Instruction =>
All records should be reproduced verbatim.

Raw records =>
******
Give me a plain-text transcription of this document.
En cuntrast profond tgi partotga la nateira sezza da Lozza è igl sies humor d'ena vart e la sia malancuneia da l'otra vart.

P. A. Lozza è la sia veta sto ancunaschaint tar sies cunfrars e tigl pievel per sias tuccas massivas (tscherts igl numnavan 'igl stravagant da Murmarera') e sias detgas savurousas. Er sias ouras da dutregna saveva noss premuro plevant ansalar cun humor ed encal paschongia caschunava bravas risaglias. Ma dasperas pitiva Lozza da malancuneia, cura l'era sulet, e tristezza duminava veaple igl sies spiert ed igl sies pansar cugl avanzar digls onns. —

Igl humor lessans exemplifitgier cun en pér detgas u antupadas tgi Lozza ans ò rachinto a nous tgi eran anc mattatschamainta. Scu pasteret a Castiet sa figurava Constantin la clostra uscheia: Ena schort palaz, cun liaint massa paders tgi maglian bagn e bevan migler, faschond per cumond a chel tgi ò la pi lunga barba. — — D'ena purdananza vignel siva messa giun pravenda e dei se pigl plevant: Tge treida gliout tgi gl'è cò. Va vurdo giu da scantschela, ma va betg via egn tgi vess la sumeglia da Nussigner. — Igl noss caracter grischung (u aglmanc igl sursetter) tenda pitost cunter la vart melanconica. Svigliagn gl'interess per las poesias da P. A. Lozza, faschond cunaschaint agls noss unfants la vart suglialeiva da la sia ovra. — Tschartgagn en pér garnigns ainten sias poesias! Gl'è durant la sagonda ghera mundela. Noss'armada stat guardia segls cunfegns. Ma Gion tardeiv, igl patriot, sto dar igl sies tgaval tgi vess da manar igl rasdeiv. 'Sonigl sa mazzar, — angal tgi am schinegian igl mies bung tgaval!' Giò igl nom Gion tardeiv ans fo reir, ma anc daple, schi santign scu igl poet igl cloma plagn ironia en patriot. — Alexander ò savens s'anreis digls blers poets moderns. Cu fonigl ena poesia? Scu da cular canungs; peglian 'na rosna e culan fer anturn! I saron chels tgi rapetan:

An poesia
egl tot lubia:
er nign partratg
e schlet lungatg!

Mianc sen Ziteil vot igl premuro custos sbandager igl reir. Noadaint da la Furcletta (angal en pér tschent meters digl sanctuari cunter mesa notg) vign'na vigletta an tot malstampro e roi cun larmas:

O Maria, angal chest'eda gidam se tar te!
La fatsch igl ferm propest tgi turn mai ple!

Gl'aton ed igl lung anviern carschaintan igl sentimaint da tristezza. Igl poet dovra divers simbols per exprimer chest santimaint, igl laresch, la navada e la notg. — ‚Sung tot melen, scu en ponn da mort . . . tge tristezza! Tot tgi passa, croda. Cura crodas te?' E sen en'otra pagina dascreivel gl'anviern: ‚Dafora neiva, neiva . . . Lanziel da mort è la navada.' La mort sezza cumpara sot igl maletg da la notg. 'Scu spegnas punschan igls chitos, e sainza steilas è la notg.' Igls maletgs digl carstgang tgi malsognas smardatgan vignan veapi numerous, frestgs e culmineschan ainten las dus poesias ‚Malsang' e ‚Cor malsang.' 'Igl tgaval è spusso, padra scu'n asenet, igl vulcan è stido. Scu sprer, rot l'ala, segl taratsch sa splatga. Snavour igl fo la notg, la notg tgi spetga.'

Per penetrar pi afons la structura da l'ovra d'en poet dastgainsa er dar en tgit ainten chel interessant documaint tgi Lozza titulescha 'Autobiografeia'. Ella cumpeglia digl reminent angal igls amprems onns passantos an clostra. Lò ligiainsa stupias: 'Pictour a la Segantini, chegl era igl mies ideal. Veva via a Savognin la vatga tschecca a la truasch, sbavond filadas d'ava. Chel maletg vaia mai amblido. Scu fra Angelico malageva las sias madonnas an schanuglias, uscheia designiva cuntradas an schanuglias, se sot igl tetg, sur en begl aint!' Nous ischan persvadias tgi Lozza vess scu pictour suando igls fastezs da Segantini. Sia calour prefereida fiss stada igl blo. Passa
******
Task output =>
Give me a plain-text transcription of this document.
En cuntrast profond tgi partotga la nateira sezza da Lozza è igl sies humor d'ena vart e la sia malancuneia da l'otra vart.

P. A. Lozza è la sia veta sto ancunaschaint tar sies cunfrars e tigl pievel per sias tuccas massivas (tscherts igl numnavan 'igl stravagant da Murmarera') e sias detgas savurousas. Er sias ouras da dutregna saveva noss premuro plevant ansalar cun humor ed encal paschongia caschunava bravas risaglias. Ma dasperas pitiva Lozza da malancuneia, cura l'era sulet, e tristezza duminava veaple igl sies spiert ed igl sies pansar cugl avanzar digls onns. —

Igl humor lessans exemplifitgier cun en pér detgas u antupadas tgi Lozza ans ò rachinto a nous tgi eran anc mattatschamainta. Scu pasteret a Castiet sa figurava Constantin la clostra uscheia: Ena schort palaz, cun liaint massa paders tgi maglian bagn e bevan migler, faschond per cumond a chel tgi ò la pi lunga barba. — — D'ena purdananza vignel siva messa giun pravenda e dei se pigl plevant: Tge treida gliout tgi gl'è cò. Va vurdo giu da scantschela, ma va betg via egn tgi vess la sumeglia da Nussigner. — Igl noss caracter grischung (u aglmanc igl sursetter) tenda pitost cunter la vart melanconica. Svigliagn gl'interess per las poesias da P. A. Lozza, faschond cunaschaint agls noss unfants la vart suglialeiva da la sia ovra. — Tschartgagn en pér garnigns ainten sias poesias! Gl'è durant la sagonda ghera mundela. Noss'armada stat guardia segls cunfegns. Ma Gion tardeiv, igl patriot, sto dar igl sies tgaval tgi vess da manar igl rasdeiv. 'Sonigl sa mazzar, — angal tgi am schinegian igl mies bung tgaval!' Giò igl nom Gion tardeiv ans fo reir, ma anc daple, schi santign scu igl poet igl cloma plagn ironia en patriot. — Alexander ò savens s'anreis digls blers poets moderns. Cu fonigl ena poesia? Scu da cular canungs; peglian 'na rosna e culan fer anturn! I saron chels tgi rapetan:

An poesia
egl tot lubia:
er nign partratg
e schlet lungatg!

Mianc sen Ziteil vot igl premuro custos sbandager igl reir. Noadaint da la Furcletta (angal en pér tschent meters digl sanctuari cunter mesa notg) vign'na vigletta an tot malstampro e roi cun larmas:

O Maria, angal chest'eda gidam se tar te!
La fatsch igl ferm propest tgi turn mai ple!

Gl'aton ed igl lung anviern carschaintan igl sentimaint da tristezza. Igl poet dovra divers simbols per exprimer chest santimaint, igl laresch, la navada e la notg. — ‚Sung tot melen, scu en ponn da mort . . . tge tristezza! Tot tgi passa, croda. Cura crodas te?' E sen en'otra pagina dascreivel gl'anviern: ‚Dafora neiva, neiva . . . Lanziel da mort è la navada.' La mort sezza cumpara sot igl maletg da la notg. 'Scu spegnas punschan igls chitos, e sainza steilas è la notg.' Igls maletgs digl carstgang tgi malsognas smardatgan vignan veapi numerous, frestgs e culmineschan ainten las dus poesias ‚Malsang' e ‚Cor malsang.' 'Igl tgaval è spusso, padra scu'n asenet, igl vulcan è stido. Scu sprer, rot l'ala, segl taratsch sa splatga. Snavour igl fo la notg, la notg tgi spetga.'

Per penetrar pi afons la structura da l'ovra d'en poet dastgainsa er dar en tgit ainten chel interessant documaint tgi Lozza titulescha 'Autobiografeia'. Ella cumpeglia digl reminent angal igls amprems onns passantos an clostra. Lò ligiainsa stupias: 'Pictour a la Segantini, chegl era igl mies ideal. Veva via a Savognin la vatga tschecca a la truasch, sbavond filadas d'ava. Chel maletg vaia mai amblido. Scu fra Angelico malageva las sias madonnas an schanuglias, uscheia designiva cuntradas an schanuglias, se sot igl tetg, sur en begl aint!' Nous ischan persvadias tgi Lozza vess scu pictour suando igls fastezs da Segantini. Sia calour prefereida fiss stada igl blo. Passa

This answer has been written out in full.